EXERCISE:
Find every line containing the word "JSON" and report the count, nothing more.
────────────────
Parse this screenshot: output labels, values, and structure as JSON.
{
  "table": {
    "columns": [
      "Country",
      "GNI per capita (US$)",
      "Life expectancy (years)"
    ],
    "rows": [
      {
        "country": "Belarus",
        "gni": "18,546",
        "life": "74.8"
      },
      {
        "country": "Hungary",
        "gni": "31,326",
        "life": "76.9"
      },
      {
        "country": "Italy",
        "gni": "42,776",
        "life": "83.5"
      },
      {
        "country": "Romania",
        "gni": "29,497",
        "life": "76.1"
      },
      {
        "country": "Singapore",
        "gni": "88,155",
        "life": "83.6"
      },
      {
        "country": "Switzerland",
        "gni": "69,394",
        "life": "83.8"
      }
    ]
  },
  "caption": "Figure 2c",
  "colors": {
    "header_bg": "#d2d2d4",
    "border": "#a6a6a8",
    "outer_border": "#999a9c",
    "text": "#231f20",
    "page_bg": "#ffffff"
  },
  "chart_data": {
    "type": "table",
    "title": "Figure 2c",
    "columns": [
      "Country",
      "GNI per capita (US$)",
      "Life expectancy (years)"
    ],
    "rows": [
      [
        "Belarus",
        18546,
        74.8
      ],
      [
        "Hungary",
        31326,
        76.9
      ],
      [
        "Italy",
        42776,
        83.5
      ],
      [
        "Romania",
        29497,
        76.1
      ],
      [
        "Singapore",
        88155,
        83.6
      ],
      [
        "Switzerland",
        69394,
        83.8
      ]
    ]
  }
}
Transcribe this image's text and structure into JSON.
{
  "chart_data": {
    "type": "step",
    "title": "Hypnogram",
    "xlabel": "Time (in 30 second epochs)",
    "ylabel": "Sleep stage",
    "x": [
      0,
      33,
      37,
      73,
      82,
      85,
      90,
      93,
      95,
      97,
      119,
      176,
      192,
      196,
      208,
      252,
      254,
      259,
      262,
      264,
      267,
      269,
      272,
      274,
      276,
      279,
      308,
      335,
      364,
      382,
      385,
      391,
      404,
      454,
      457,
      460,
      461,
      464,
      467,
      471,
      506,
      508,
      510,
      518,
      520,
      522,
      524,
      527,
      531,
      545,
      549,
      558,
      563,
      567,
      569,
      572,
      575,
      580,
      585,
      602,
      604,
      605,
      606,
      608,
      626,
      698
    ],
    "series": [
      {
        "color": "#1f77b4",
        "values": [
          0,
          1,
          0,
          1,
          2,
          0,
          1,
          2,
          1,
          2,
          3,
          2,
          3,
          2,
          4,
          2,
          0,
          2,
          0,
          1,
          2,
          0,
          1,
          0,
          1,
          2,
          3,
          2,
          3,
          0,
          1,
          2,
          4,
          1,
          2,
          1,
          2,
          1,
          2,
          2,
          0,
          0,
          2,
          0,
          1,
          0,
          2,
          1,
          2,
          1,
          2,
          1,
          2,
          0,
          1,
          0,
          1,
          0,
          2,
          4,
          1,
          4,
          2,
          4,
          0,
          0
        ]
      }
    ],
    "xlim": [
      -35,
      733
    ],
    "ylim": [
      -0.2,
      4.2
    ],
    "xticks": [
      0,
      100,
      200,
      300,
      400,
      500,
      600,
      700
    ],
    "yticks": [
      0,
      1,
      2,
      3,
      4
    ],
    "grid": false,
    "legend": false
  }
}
────────────────
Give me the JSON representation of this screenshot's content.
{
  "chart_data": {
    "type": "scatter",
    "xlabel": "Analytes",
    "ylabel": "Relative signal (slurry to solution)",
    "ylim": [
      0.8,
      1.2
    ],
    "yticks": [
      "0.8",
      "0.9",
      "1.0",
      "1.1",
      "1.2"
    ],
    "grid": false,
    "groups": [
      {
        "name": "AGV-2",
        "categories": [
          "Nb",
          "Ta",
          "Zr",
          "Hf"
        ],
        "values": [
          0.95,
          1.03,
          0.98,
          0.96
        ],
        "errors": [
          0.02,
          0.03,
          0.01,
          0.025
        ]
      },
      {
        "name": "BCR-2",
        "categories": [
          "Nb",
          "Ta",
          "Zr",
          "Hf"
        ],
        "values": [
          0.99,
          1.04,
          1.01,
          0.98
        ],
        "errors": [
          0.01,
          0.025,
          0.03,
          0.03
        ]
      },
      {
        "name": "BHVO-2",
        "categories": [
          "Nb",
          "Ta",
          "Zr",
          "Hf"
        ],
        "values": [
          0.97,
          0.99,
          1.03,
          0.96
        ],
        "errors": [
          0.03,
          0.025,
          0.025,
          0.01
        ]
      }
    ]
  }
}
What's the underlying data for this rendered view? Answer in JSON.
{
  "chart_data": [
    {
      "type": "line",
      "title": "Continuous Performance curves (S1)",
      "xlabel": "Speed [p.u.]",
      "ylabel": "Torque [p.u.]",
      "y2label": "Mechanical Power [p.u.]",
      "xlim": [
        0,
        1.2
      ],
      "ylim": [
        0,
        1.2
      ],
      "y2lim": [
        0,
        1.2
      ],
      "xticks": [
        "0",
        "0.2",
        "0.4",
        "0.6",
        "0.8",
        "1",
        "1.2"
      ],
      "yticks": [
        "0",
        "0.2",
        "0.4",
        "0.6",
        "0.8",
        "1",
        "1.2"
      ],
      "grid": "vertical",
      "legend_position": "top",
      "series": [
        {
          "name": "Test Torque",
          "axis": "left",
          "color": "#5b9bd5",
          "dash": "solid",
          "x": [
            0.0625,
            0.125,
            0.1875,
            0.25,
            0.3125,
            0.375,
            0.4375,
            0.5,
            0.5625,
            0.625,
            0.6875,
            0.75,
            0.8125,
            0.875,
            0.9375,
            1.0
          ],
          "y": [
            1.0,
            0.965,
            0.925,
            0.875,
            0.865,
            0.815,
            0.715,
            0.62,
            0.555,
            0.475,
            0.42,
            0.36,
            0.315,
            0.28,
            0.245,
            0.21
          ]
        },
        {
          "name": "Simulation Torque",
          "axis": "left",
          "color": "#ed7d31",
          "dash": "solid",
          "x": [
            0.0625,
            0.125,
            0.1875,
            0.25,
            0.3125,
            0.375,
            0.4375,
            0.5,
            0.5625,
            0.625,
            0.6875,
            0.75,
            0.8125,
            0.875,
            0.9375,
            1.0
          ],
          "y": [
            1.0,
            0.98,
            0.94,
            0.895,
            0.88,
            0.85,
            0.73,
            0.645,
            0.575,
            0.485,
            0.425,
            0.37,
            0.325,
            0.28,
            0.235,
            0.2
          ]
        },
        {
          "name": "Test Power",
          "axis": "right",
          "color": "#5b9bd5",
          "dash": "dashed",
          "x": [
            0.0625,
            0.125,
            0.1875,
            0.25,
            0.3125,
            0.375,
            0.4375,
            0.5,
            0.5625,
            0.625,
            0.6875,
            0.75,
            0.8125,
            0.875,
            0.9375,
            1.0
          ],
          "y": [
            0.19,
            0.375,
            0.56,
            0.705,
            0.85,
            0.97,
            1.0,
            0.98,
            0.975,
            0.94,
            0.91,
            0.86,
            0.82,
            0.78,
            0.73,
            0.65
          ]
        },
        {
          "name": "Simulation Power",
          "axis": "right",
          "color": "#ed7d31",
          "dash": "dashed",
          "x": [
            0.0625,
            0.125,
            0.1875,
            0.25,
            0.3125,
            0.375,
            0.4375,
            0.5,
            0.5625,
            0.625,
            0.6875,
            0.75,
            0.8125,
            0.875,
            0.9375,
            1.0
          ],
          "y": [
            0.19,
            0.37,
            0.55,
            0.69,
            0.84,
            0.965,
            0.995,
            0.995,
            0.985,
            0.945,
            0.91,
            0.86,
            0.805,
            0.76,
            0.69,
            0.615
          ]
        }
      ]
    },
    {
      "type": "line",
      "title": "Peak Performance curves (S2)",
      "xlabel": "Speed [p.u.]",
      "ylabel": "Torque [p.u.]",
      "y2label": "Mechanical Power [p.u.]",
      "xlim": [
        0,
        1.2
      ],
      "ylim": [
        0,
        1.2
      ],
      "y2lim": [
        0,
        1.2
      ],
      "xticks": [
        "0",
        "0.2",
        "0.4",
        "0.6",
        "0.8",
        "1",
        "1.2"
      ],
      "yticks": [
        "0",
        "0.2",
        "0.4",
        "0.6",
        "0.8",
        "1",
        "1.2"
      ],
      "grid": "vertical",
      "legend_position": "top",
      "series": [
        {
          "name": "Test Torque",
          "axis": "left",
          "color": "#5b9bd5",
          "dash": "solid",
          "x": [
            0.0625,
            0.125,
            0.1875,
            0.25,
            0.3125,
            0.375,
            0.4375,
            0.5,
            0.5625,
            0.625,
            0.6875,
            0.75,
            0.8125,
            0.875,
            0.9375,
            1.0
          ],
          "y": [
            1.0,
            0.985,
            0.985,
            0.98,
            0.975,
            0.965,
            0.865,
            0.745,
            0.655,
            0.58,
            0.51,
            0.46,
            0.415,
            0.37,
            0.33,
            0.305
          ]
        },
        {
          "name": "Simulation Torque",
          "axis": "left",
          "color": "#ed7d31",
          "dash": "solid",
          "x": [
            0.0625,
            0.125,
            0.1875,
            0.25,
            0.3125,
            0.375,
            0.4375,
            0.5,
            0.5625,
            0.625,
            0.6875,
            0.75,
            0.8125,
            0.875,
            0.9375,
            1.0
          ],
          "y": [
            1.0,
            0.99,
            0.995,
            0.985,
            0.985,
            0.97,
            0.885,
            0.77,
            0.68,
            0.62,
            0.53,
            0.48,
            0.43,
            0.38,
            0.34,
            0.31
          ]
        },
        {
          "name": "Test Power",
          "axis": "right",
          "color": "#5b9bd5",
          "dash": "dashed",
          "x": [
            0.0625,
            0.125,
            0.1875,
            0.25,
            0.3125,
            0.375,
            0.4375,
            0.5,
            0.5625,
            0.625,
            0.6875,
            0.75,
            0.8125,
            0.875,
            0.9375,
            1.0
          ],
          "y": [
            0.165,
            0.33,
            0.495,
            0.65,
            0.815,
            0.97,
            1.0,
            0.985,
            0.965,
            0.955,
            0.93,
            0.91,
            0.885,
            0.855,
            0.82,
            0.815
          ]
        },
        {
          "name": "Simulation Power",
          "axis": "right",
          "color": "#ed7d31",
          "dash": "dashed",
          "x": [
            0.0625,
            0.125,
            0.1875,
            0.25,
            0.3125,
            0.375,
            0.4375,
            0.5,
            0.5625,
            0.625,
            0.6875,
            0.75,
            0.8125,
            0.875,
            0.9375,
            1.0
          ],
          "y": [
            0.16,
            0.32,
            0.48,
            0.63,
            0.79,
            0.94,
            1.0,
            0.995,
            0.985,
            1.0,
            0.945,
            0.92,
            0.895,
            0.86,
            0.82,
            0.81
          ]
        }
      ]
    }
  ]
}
────────────────
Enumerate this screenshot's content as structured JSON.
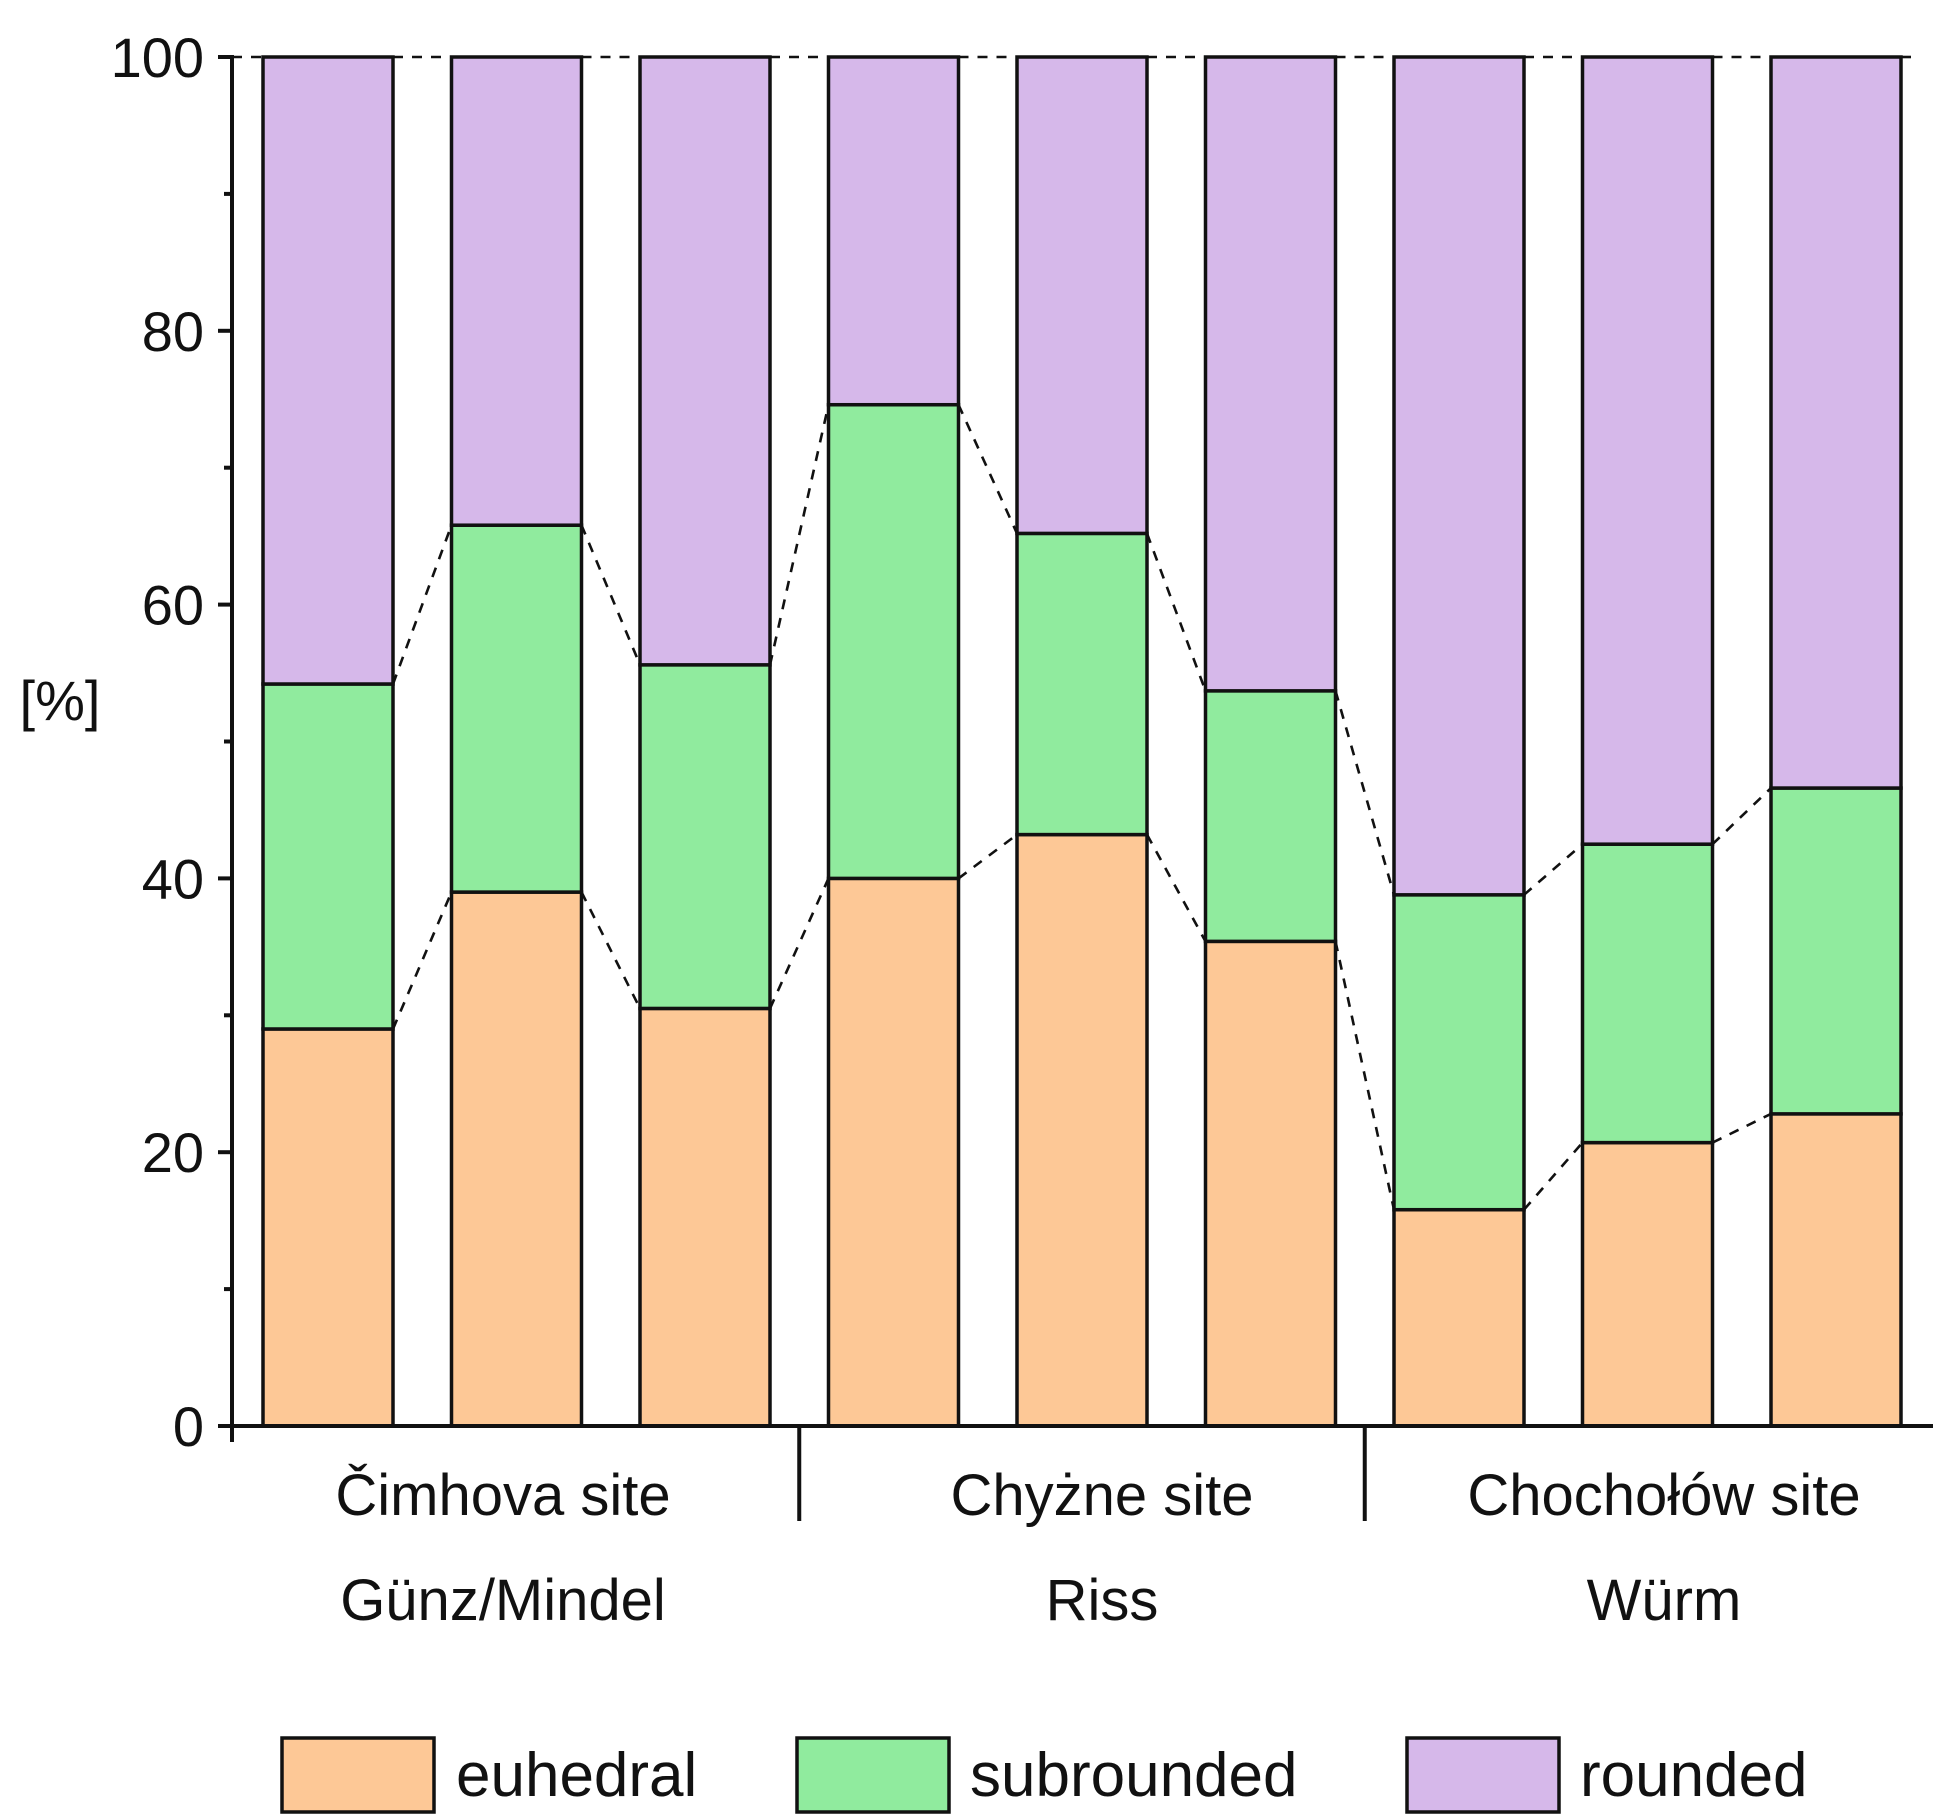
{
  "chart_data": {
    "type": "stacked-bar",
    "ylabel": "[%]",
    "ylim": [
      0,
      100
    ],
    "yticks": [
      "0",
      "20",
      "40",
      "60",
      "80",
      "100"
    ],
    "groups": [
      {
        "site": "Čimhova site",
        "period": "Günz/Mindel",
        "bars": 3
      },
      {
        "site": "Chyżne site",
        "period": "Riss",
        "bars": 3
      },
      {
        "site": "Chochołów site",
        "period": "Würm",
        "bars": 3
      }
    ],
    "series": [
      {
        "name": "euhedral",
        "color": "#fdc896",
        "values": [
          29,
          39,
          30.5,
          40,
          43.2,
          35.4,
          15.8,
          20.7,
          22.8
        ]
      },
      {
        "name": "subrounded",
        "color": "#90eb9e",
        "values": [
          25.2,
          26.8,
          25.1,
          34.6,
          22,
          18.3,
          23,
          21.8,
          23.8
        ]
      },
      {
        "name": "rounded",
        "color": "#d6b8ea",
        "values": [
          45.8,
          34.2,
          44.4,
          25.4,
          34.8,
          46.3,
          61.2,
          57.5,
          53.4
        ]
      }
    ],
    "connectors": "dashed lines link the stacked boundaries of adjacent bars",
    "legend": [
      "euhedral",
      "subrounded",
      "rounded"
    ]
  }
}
────────────────
RESPONSE TO THE TASK:
5